- [Consigne 1]
Modifiez le listing de sa première ligne jusqu'à la ligne contenant « series-2024-point bbox=[522, 351, 536, 364] » incluse en remplaçant « y-tick-label » par « y-axis-label ». Redonnez ces lignes sans rien changer d'autre.

- [Texte fourni]
B. L : HEC devient une société un peu particulière. Une société à but non lucratif à laquelle la Chambre de commerce et d’industrie Paris Ile-de-France a apporté l’ensemble des bâtiments du campus et du foncier en pleine propriété ainsi que la marque HEC. Nous pouvons ainsi valoriser HEC sur une base significative et potentiellement disposer de nouveaux instruments financiers.

O. R : Pour le moment, seules la Fondation et l’Association HEC Alumni sont actionnaires aux côtés de la CCI Paris Ile-de-France. Quelles entreprises auraient intérêt à entrer dans un capital qui sera de toute façon toujours contrôlé par la CCI ?

B. L : La Fondation accroitra sa participation au capital au fur et à mesure des investissements qu’elle pourra réaliser, tout en respectant l’architecture prévue par la loi de Décembre 2014. La CCI possède aujourd’hui l’essentiel du capital.

(Lignes d'un jeu de données)
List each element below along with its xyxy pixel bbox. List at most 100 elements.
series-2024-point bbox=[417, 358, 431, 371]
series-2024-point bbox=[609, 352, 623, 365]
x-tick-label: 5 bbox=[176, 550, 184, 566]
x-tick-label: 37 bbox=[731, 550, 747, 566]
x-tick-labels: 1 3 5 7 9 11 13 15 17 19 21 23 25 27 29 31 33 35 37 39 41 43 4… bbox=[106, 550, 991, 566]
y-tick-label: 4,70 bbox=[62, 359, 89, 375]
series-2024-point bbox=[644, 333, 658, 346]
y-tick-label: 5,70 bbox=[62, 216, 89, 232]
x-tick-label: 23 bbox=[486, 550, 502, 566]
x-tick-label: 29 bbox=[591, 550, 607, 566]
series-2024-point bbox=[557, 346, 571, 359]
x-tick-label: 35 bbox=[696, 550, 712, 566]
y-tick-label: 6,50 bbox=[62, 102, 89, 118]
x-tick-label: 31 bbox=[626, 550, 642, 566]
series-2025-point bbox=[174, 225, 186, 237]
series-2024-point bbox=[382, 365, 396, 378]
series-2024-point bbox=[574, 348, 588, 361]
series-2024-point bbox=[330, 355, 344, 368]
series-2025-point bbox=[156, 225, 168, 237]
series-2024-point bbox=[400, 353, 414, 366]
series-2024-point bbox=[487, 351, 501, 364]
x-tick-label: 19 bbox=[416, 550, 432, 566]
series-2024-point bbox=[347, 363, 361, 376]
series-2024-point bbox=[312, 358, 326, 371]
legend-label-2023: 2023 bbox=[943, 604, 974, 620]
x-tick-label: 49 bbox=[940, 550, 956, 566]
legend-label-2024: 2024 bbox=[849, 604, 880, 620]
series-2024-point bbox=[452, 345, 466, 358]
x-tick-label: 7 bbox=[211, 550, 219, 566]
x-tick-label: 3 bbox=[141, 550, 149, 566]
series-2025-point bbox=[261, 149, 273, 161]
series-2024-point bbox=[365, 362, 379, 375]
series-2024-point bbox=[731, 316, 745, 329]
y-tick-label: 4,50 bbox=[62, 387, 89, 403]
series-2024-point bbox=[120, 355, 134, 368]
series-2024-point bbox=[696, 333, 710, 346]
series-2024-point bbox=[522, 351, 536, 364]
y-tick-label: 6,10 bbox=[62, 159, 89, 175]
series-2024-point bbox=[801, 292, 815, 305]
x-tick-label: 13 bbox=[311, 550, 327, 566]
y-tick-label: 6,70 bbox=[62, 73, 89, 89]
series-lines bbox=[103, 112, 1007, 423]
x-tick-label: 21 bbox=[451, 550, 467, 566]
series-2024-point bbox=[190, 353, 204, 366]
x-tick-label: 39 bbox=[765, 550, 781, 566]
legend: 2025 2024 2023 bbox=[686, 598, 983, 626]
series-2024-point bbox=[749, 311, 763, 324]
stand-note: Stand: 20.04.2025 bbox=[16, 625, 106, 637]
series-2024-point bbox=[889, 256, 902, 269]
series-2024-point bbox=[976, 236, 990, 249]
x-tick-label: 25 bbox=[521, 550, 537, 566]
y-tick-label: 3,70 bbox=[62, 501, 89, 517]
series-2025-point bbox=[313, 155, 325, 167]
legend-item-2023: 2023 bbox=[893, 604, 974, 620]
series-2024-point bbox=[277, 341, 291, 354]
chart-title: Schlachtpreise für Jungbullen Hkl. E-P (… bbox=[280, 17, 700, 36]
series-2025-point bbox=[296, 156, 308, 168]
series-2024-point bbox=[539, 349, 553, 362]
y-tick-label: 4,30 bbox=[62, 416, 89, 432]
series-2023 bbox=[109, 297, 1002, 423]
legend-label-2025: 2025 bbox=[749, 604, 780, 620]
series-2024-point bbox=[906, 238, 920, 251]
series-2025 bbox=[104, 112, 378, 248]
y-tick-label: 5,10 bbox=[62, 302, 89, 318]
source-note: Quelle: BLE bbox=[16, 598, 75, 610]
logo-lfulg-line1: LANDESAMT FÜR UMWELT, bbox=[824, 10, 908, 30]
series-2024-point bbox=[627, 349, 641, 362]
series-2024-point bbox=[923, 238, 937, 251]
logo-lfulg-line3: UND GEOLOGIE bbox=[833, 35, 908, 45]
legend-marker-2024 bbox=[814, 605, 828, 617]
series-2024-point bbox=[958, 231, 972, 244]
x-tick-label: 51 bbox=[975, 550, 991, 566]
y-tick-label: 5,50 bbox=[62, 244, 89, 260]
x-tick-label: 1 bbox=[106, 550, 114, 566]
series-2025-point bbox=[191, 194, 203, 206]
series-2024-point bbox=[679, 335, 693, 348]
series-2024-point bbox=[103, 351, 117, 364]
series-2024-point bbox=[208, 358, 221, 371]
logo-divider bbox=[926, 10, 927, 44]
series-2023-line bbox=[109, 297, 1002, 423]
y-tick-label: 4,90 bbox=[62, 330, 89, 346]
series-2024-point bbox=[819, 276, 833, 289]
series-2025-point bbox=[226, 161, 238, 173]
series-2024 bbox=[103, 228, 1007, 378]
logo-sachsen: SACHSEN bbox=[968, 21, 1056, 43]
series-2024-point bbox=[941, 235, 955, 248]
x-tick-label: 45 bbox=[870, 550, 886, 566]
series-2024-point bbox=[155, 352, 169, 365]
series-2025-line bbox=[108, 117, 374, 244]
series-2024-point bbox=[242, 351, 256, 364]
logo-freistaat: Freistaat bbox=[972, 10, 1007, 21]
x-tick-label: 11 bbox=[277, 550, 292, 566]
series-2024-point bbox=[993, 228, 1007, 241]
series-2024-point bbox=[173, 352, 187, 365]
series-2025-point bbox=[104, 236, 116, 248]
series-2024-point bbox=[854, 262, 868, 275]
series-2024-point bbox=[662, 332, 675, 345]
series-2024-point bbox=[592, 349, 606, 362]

- [Consigne 2]
Répondez à ces questions sur le passage consacré à HEC :
(a) Qu'est-ce que la Chambre de commerce et d'industrie Paris Ile-de-France a apporté à HEC ?
(b) Pour le moment, qui est actionnaire aux côtés de la CCI Paris Ile-de-France ?
(c) Quelle loi prévoit l'architecture que la Fondation doit respecter ?

- [Réponse 1]
List each element below along with its xyxy pixel bbox. List at most 100 elements.
series-2024-point bbox=[417, 358, 431, 371]
series-2024-point bbox=[609, 352, 623, 365]
x-tick-label: 5 bbox=[176, 550, 184, 566]
x-tick-label: 37 bbox=[731, 550, 747, 566]
x-tick-labels: 1 3 5 7 9 11 13 15 17 19 21 23 25 27 29 31 33 35 37 39 41 43 4… bbox=[106, 550, 991, 566]
y-axis-label: 4,70 bbox=[62, 359, 89, 375]
series-2024-point bbox=[644, 333, 658, 346]
y-axis-label: 5,70 bbox=[62, 216, 89, 232]
x-tick-label: 23 bbox=[486, 550, 502, 566]
x-tick-label: 29 bbox=[591, 550, 607, 566]
series-2024-point bbox=[557, 346, 571, 359]
x-tick-label: 35 bbox=[696, 550, 712, 566]
y-axis-label: 6,50 bbox=[62, 102, 89, 118]
x-tick-label: 31 bbox=[626, 550, 642, 566]
series-2025-point bbox=[174, 225, 186, 237]
series-2024-point bbox=[382, 365, 396, 378]
series-2024-point bbox=[574, 348, 588, 361]
series-2024-point bbox=[330, 355, 344, 368]
series-2025-point bbox=[156, 225, 168, 237]
series-2024-point bbox=[400, 353, 414, 366]
series-2024-point bbox=[487, 351, 501, 364]
x-tick-label: 19 bbox=[416, 550, 432, 566]
series-2024-point bbox=[347, 363, 361, 376]
series-2024-point bbox=[312, 358, 326, 371]
legend-label-2023: 2023 bbox=[943, 604, 974, 620]
x-tick-label: 49 bbox=[940, 550, 956, 566]
legend-label-2024: 2024 bbox=[849, 604, 880, 620]
series-2024-point bbox=[452, 345, 466, 358]
x-tick-label: 7 bbox=[211, 550, 219, 566]
x-tick-label: 3 bbox=[141, 550, 149, 566]
series-2025-point bbox=[261, 149, 273, 161]
series-2024-point bbox=[365, 362, 379, 375]
series-2024-point bbox=[731, 316, 745, 329]
y-axis-label: 4,50 bbox=[62, 387, 89, 403]
series-2024-point bbox=[120, 355, 134, 368]
series-2024-point bbox=[696, 333, 710, 346]
series-2024-point bbox=[522, 351, 536, 364]

- [Réponse 2]
(a) La CCI a apporté l'ensemble des bâtiments du campus et du foncier en pleine propriété, ainsi que la marque HEC.
(b) Seules la Fondation et l'Association HEC Alumni sont actionnaires aux côtés de la CCI.
(c) Il s'agit de la loi de décembre 2014.